What to produce
Copy out all lines of the records in which the word "anomalies" appears.

Supplied information
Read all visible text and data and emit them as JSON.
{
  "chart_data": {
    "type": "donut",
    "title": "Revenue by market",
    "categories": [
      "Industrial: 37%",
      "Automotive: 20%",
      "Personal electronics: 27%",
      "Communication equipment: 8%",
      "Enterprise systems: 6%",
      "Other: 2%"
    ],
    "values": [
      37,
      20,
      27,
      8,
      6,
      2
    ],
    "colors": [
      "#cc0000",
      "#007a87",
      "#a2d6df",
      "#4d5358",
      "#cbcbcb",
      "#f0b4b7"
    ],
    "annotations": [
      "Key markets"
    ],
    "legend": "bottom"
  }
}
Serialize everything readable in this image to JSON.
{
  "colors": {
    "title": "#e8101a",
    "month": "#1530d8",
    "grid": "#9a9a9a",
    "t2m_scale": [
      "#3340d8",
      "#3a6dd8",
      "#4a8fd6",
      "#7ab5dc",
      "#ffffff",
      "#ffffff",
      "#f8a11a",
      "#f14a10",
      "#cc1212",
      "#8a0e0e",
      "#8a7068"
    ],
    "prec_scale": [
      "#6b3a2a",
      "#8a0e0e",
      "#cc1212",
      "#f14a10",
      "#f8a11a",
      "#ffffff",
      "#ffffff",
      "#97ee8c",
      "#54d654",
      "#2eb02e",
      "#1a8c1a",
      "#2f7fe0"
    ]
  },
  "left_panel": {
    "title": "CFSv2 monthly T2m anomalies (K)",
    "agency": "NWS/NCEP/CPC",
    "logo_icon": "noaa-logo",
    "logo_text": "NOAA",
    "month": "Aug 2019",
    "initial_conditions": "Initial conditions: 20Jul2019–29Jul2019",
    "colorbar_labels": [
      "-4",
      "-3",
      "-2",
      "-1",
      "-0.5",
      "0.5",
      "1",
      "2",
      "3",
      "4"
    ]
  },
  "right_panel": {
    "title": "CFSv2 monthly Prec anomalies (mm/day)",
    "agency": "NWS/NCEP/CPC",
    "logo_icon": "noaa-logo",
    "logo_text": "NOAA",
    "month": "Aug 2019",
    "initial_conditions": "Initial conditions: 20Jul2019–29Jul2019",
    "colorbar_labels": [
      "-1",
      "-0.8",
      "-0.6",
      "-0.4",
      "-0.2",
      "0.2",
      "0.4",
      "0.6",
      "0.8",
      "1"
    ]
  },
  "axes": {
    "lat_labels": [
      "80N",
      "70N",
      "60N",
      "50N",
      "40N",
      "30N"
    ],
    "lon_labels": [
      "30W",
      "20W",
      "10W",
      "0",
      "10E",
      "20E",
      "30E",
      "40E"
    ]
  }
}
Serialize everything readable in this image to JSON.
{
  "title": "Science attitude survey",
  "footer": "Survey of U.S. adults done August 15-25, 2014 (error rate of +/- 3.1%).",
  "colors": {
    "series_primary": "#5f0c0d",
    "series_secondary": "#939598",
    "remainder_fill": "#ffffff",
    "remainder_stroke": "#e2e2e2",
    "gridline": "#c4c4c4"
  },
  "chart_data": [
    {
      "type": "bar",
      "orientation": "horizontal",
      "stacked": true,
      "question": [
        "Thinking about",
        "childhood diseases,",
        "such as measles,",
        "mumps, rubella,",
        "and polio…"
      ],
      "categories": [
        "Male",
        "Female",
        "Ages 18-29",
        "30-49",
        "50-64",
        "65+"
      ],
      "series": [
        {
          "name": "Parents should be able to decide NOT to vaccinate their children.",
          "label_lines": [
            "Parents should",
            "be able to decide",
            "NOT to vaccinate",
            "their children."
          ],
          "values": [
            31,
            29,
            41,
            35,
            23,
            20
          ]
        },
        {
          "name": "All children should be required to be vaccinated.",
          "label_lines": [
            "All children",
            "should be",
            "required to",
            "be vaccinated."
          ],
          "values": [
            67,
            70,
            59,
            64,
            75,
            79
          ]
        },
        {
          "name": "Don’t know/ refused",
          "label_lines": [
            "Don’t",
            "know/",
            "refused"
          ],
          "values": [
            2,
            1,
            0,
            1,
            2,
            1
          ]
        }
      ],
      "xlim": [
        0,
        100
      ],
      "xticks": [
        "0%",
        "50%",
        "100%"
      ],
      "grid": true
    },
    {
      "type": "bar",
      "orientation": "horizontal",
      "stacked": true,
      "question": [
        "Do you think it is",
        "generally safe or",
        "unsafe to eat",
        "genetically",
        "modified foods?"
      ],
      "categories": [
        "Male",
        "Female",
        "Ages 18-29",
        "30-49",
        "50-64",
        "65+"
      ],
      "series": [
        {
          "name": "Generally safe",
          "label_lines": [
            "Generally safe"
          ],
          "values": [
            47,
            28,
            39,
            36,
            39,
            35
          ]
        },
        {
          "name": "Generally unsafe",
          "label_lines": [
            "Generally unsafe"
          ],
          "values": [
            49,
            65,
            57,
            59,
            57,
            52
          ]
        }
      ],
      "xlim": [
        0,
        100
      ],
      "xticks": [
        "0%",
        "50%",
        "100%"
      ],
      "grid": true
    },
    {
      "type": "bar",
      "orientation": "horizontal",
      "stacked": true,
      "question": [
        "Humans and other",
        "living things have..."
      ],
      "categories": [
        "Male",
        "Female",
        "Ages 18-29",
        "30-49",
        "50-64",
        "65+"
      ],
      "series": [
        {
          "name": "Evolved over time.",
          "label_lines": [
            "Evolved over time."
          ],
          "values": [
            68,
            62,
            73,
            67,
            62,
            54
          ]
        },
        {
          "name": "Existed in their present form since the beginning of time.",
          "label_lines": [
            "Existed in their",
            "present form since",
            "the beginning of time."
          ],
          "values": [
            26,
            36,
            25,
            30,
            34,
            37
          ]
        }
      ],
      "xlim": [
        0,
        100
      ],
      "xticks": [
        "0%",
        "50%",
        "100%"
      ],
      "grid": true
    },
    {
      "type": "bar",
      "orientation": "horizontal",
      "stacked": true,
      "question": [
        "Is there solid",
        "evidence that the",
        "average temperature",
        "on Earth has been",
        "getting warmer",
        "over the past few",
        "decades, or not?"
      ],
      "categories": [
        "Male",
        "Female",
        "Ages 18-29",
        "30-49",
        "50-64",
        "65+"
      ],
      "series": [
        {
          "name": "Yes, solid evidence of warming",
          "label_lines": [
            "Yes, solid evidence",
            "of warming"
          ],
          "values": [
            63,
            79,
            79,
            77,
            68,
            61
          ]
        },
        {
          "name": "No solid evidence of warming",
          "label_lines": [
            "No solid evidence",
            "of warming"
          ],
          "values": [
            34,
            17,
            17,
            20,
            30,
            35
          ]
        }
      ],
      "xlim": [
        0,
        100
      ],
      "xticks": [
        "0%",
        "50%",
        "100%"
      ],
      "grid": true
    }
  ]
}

Task output
    "title": "CFSv2 monthly T2m anomalies (K)",
    "title": "CFSv2 monthly Prec anomalies (mm/day)",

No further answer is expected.